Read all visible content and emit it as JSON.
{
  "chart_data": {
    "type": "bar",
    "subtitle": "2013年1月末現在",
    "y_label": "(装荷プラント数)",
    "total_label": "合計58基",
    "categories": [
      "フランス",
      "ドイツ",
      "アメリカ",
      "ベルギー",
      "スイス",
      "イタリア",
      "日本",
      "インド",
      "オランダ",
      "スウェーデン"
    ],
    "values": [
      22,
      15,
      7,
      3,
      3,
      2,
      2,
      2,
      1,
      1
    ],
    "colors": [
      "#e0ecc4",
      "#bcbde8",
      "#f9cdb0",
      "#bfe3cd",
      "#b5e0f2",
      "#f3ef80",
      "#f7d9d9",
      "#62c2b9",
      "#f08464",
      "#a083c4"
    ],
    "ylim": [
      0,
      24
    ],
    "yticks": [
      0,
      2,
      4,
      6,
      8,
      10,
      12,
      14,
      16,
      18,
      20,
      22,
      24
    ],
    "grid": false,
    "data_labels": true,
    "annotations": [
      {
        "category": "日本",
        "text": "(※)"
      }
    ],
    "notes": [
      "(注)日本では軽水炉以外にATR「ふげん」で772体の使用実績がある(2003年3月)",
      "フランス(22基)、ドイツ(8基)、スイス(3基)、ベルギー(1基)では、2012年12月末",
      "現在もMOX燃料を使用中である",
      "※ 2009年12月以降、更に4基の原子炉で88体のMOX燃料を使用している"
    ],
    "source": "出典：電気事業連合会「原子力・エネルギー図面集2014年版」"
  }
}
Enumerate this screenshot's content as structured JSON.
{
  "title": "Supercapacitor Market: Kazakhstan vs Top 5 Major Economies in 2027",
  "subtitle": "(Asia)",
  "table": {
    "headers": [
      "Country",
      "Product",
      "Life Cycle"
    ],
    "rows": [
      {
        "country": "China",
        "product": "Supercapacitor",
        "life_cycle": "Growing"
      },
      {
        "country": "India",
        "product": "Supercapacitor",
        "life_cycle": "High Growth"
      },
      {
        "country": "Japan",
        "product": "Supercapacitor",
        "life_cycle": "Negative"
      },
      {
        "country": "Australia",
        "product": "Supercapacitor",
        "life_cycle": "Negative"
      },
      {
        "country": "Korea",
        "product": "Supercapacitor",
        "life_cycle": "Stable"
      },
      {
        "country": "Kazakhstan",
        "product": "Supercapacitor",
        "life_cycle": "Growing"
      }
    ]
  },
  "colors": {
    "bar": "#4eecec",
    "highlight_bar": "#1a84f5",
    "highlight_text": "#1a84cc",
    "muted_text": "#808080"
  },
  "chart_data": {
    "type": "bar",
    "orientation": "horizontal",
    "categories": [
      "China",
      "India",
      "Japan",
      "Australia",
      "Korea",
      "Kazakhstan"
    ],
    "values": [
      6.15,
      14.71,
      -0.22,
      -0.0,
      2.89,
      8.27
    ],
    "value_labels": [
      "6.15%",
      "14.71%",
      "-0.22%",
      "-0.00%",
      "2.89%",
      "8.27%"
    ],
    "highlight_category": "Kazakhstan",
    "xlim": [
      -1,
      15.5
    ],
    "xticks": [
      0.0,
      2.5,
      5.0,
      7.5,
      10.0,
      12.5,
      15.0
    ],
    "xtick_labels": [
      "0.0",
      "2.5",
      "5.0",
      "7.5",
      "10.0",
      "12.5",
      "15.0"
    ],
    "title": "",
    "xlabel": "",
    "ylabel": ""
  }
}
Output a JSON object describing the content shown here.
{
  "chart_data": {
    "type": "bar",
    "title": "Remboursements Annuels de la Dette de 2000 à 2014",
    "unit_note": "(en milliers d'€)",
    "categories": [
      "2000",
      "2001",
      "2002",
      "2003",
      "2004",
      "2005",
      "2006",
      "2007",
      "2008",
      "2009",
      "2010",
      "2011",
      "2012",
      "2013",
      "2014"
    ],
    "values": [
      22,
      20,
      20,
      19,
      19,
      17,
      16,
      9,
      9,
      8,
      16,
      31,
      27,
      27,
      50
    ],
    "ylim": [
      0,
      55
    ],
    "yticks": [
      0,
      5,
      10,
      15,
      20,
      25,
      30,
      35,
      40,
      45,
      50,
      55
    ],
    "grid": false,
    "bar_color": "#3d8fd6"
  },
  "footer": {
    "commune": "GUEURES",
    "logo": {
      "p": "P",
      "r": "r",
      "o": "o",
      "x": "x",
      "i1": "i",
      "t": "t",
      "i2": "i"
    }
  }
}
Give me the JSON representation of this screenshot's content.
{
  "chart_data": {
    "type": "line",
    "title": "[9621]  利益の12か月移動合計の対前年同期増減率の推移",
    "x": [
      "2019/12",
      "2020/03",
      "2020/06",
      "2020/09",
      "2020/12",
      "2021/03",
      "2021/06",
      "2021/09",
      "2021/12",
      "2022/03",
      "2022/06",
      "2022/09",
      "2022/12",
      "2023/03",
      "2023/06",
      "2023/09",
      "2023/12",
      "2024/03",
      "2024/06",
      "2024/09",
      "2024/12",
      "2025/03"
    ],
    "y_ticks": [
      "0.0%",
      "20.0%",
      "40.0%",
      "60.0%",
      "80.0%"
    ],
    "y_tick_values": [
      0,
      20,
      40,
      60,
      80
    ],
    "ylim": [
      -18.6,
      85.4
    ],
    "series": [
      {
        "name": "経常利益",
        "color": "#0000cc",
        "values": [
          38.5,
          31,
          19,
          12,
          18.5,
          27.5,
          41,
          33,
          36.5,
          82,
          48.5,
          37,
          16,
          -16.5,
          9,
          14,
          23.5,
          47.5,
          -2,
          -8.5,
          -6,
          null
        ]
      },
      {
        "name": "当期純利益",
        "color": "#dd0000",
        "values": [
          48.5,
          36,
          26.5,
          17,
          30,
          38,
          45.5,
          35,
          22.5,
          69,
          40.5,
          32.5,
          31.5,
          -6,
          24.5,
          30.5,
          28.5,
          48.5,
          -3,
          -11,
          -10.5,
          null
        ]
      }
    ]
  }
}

• WHAT NEEDS TO BE DONE:
Select every line in the records above that contains the word "screenshot".

• RESPONSE:
Enumerate this screenshot's content as structured JSON.
Give me the JSON representation of this screenshot's content.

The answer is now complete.